- **Goal of the exercise**: Please print the forum thread below about kernel bypass and userspace network throughput, word for word and in full.

- **Excerpted passage**:
Hacker News new | ask | show | jobs
by ThePhysicist 1164 days ago
Pretty amazing that you can achieve such a throughput in a Golang userspace program. I wonder if other UDP based protocols like QUIC can attain those numbers as well.
4 comments

Interestingly, the fastest CPU based network switches tend to do full kernel bypass. The kernel is generally slow compared to OVS and VPP, especially when they traverse over something like DPDK.
Kernel bypass in DPDK grants the application direct access to DMA buffers so that the kernel is no longer involved. This is not because the kernel is slow, but because many small syscalls are expensive and putting your entire app in the kernel is a bad idea.

There is no kernel bypass in wireguard-go, just a user-space implementation fast implementation with smart use of syscalls to minimize the overhead of being split between user-space and kernel-space.

With io_uring, DPDK-style kernel bypass might stop making sense altogether.

It depends on what you are trying to do though. I don’t think the kernel has an easy path to operating on a set of packet headers as a vector at this point. Not saying it can’t happen, but it’s an area where user space is already ahead.

For reference, there was a previous test that demonstrated 40gbps with ipsec between two pods on separate nodes in k8s where the encap/decap achieved 40gbps which was the line rate for the Intel NICs used.

Details were published here: https://medium.com/fd-io-vpp/getting-to-40g-encrypted-contai...

I do agree that io_uring will negate the need for DPDK for many use cases though, it will likely be a much simpler path and more secure path than DPDK.

It's not "kernel is slow", kernel when left to its own devices is plenty fast, the reason is that when you want to make decision about packet in userspace (vs telling kernel what to do with it via various interfaces) that kernel logic would just be overhead.

- **Stored data**:
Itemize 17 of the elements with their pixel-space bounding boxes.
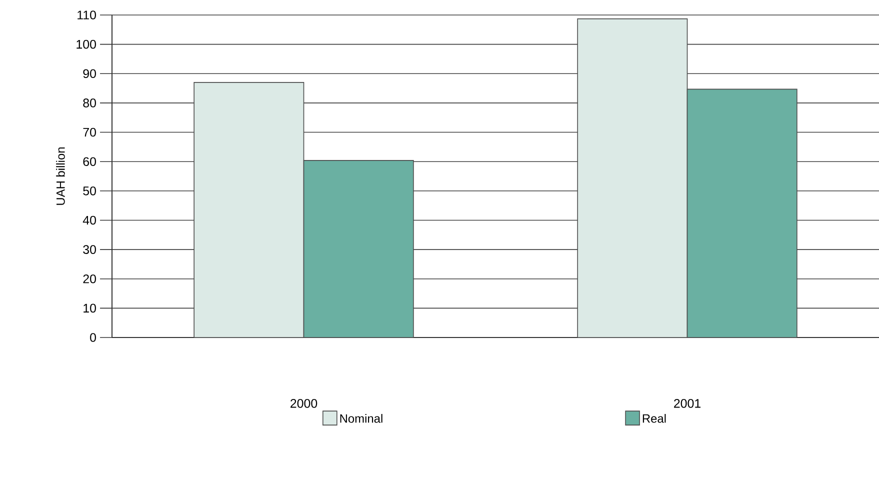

- **Task answer**:
Hacker News new | ask | show | jobs
by ThePhysicist 1164 days ago
Pretty amazing that you can achieve such a throughput in a Golang userspace program. I wonder if other UDP based protocols like QUIC can attain those numbers as well.
4 comments

Interestingly, the fastest CPU based network switches tend to do full kernel bypass. The kernel is generally slow compared to OVS and VPP, especially when they traverse over something like DPDK.
Kernel bypass in DPDK grants the application direct access to DMA buffers so that the kernel is no longer involved. This is not because the kernel is slow, but because many small syscalls are expensive and putting your entire app in the kernel is a bad idea.

There is no kernel bypass in wireguard-go, just a user-space implementation fast implementation with smart use of syscalls to minimize the overhead of being split between user-space and kernel-space.

With io_uring, DPDK-style kernel bypass might stop making sense altogether.

It depends on what you are trying to do though. I don’t think the kernel has an easy path to operating on a set of packet headers as a vector at this point. Not saying it can’t happen, but it’s an area where user space is already ahead.

For reference, there was a previous test that demonstrated 40gbps with ipsec between two pods on separate nodes in k8s where the encap/decap achieved 40gbps which was the line rate for the Intel NICs used.

Details were published here: https://medium.com/fd-io-vpp/getting-to-40g-encrypted-contai...

I do agree that io_uring will negate the need for DPDK for many use cases though, it will likely be a much simpler path and more secure path than DPDK.

It's not "kernel is slow", kernel when left to its own devices is plenty fast, the reason is that when you want to make decision about packet in userspace (vs telling kernel what to do with it via various interfaces) that kernel logic would just be overhead.